• _Given data_:
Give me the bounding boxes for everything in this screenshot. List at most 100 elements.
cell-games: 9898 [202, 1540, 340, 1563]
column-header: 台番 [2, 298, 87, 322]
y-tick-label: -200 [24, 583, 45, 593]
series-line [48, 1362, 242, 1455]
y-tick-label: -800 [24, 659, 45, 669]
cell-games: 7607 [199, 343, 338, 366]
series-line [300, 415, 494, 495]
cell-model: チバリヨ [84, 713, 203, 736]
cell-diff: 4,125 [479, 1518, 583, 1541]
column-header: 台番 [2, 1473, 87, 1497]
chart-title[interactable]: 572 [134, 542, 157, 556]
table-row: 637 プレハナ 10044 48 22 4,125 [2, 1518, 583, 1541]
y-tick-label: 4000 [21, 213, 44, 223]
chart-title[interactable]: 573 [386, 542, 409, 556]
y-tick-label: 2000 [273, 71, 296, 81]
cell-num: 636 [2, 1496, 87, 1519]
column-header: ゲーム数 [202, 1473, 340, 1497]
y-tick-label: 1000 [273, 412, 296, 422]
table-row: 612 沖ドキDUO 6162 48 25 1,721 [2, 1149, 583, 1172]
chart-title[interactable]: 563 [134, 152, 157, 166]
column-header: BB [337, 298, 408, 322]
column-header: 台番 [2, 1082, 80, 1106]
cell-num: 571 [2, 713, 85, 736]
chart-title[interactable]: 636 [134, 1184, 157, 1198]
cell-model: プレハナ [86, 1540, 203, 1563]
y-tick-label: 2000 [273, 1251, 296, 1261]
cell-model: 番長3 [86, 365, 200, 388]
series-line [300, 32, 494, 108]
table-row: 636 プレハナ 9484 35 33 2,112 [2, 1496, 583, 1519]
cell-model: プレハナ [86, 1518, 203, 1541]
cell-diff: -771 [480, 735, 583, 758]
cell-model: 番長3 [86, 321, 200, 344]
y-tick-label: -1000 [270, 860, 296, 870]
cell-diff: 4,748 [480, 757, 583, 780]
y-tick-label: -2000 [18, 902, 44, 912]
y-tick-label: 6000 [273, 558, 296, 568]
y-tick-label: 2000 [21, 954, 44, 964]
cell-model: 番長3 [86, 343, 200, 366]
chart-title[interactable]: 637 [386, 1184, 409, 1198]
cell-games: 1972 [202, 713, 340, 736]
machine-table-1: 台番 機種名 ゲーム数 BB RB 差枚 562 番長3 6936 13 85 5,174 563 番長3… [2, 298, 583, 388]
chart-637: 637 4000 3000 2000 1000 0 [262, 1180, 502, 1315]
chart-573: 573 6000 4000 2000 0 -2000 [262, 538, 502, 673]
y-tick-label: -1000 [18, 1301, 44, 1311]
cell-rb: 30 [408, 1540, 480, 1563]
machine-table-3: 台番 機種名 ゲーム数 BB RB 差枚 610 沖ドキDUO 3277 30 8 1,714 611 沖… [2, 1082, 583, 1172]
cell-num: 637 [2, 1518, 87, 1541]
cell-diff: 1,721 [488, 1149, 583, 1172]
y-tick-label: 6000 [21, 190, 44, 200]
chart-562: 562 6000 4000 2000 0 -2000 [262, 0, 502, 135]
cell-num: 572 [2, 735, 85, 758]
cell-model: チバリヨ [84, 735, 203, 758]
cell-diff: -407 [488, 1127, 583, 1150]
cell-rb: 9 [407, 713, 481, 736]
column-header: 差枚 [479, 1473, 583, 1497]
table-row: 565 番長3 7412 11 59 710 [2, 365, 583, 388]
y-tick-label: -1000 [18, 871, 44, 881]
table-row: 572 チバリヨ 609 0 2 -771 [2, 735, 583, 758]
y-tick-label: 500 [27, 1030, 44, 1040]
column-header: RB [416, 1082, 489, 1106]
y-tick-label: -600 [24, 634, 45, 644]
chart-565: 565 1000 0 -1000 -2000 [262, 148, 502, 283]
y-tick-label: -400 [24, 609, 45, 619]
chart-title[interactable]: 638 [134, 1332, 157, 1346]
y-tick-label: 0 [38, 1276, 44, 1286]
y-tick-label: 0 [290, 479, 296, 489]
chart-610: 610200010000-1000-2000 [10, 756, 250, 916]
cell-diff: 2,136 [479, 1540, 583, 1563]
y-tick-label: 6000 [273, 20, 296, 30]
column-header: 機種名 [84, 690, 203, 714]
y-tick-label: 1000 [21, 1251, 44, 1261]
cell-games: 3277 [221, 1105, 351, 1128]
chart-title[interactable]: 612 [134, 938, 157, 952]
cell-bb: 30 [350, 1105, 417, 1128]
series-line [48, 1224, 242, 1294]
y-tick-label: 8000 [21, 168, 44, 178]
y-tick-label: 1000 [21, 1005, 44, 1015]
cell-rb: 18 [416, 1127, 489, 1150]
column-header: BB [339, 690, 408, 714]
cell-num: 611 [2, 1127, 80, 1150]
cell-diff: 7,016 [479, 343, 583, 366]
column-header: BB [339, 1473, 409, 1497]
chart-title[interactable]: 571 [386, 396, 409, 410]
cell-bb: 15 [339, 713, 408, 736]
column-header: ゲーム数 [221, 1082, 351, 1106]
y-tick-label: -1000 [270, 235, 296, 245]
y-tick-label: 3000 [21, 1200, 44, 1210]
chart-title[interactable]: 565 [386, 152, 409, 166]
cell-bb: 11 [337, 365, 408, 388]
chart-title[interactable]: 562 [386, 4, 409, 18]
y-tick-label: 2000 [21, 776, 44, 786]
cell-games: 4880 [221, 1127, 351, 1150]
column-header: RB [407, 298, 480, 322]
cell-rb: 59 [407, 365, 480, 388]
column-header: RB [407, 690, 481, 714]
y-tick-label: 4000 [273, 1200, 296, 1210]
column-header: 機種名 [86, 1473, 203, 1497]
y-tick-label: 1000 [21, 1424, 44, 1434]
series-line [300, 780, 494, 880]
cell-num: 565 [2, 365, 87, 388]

• _Instructions for the task_: Copy out every one of the lines above, character for character.

• _Correct result_:
Give me the bounding boxes for everything in this screenshot. List at most 100 elements.
cell-games: 9898 [202, 1540, 340, 1563]
column-header: 台番 [2, 298, 87, 322]
y-tick-label: -200 [24, 583, 45, 593]
series-line [48, 1362, 242, 1455]
y-tick-label: -800 [24, 659, 45, 669]
cell-games: 7607 [199, 343, 338, 366]
series-line [300, 415, 494, 495]
cell-model: チバリヨ [84, 713, 203, 736]
cell-diff: 4,125 [479, 1518, 583, 1541]
column-header: 台番 [2, 1473, 87, 1497]
chart-title[interactable]: 572 [134, 542, 157, 556]
table-row: 637 プレハナ 10044 48 22 4,125 [2, 1518, 583, 1541]
y-tick-label: 4000 [21, 213, 44, 223]
chart-title[interactable]: 573 [386, 542, 409, 556]
y-tick-label: 2000 [273, 71, 296, 81]
cell-num: 636 [2, 1496, 87, 1519]
column-header: ゲーム数 [202, 1473, 340, 1497]
y-tick-label: 1000 [273, 412, 296, 422]
table-row: 612 沖ドキDUO 6162 48 25 1,721 [2, 1149, 583, 1172]
chart-title[interactable]: 563 [134, 152, 157, 166]
column-header: BB [337, 298, 408, 322]
column-header: 台番 [2, 1082, 80, 1106]
cell-num: 571 [2, 713, 85, 736]
chart-title[interactable]: 636 [134, 1184, 157, 1198]
cell-model: プレハナ [86, 1540, 203, 1563]
y-tick-label: 2000 [273, 1251, 296, 1261]
cell-model: 番長3 [86, 365, 200, 388]
series-line [300, 32, 494, 108]
table-row: 636 プレハナ 9484 35 33 2,112 [2, 1496, 583, 1519]
cell-model: プレハナ [86, 1518, 203, 1541]
cell-diff: -771 [480, 735, 583, 758]
cell-model: 番長3 [86, 321, 200, 344]
y-tick-label: -1000 [270, 860, 296, 870]
cell-diff: 4,748 [480, 757, 583, 780]
y-tick-label: -2000 [18, 902, 44, 912]
y-tick-label: 6000 [273, 558, 296, 568]
y-tick-label: 2000 [21, 954, 44, 964]
cell-model: 番長3 [86, 343, 200, 366]
chart-title[interactable]: 637 [386, 1184, 409, 1198]
cell-games: 1972 [202, 713, 340, 736]
machine-table-1: 台番 機種名 ゲーム数 BB RB 差枚 562 番長3 6936 13 85 5,174 563 番長3… [2, 298, 583, 388]
chart-637: 637 4000 3000 2000 1000 0 [262, 1180, 502, 1315]
chart-573: 573 6000 4000 2000 0 -2000 [262, 538, 502, 673]
y-tick-label: -1000 [18, 1301, 44, 1311]
cell-rb: 30 [408, 1540, 480, 1563]
machine-table-3: 台番 機種名 ゲーム数 BB RB 差枚 610 沖ドキDUO 3277 30 8 1,714 611 沖… [2, 1082, 583, 1172]
cell-num: 637 [2, 1518, 87, 1541]
cell-diff: 1,721 [488, 1149, 583, 1172]
y-tick-label: 6000 [21, 190, 44, 200]
chart-562: 562 6000 4000 2000 0 -2000 [262, 0, 502, 135]
cell-num: 572 [2, 735, 85, 758]
cell-model: チバリヨ [84, 735, 203, 758]
cell-diff: -407 [488, 1127, 583, 1150]
cell-rb: 9 [407, 713, 481, 736]
column-header: 差枚 [479, 1473, 583, 1497]
table-row: 565 番長3 7412 11 59 710 [2, 365, 583, 388]
y-tick-label: -1000 [18, 871, 44, 881]
table-row: 572 チバリヨ 609 0 2 -771 [2, 735, 583, 758]
y-tick-label: 500 [27, 1030, 44, 1040]
column-header: RB [416, 1082, 489, 1106]
y-tick-label: -600 [24, 634, 45, 644]
chart-565: 565 1000 0 -1000 -2000 [262, 148, 502, 283]
y-tick-label: -400 [24, 609, 45, 619]
chart-title[interactable]: 638 [134, 1332, 157, 1346]
y-tick-label: 0 [38, 1276, 44, 1286]
y-tick-label: 0 [290, 479, 296, 489]
chart-610: 610200010000-1000-2000 [10, 756, 250, 916]
cell-diff: 2,136 [479, 1540, 583, 1563]
y-tick-label: 6000 [273, 20, 296, 30]
column-header: 機種名 [84, 690, 203, 714]
y-tick-label: 1000 [21, 1251, 44, 1261]
cell-games: 3277 [221, 1105, 351, 1128]
chart-title[interactable]: 612 [134, 938, 157, 952]
cell-bb: 30 [350, 1105, 417, 1128]
series-line [48, 1224, 242, 1294]
y-tick-label: 8000 [21, 168, 44, 178]
y-tick-label: 1000 [21, 1005, 44, 1015]
cell-rb: 18 [416, 1127, 489, 1150]
column-header: BB [339, 690, 408, 714]
cell-num: 611 [2, 1127, 80, 1150]
cell-diff: 7,016 [479, 343, 583, 366]
column-header: BB [339, 1473, 409, 1497]
chart-title[interactable]: 571 [386, 396, 409, 410]
cell-bb: 15 [339, 713, 408, 736]
column-header: ゲーム数 [221, 1082, 351, 1106]
y-tick-label: -1000 [270, 235, 296, 245]
y-tick-label: 3000 [21, 1200, 44, 1210]
chart-title[interactable]: 565 [386, 152, 409, 166]
cell-bb: 11 [337, 365, 408, 388]
chart-title[interactable]: 562 [386, 4, 409, 18]
y-tick-label: 2000 [21, 776, 44, 786]
cell-games: 4880 [221, 1127, 351, 1150]
column-header: RB [407, 298, 480, 322]
cell-rb: 59 [407, 365, 480, 388]
column-header: RB [407, 690, 481, 714]
y-tick-label: 4000 [273, 1200, 296, 1210]
column-header: 機種名 [86, 1473, 203, 1497]
y-tick-label: 1000 [21, 1424, 44, 1434]
series-line [300, 780, 494, 880]
cell-num: 565 [2, 365, 87, 388]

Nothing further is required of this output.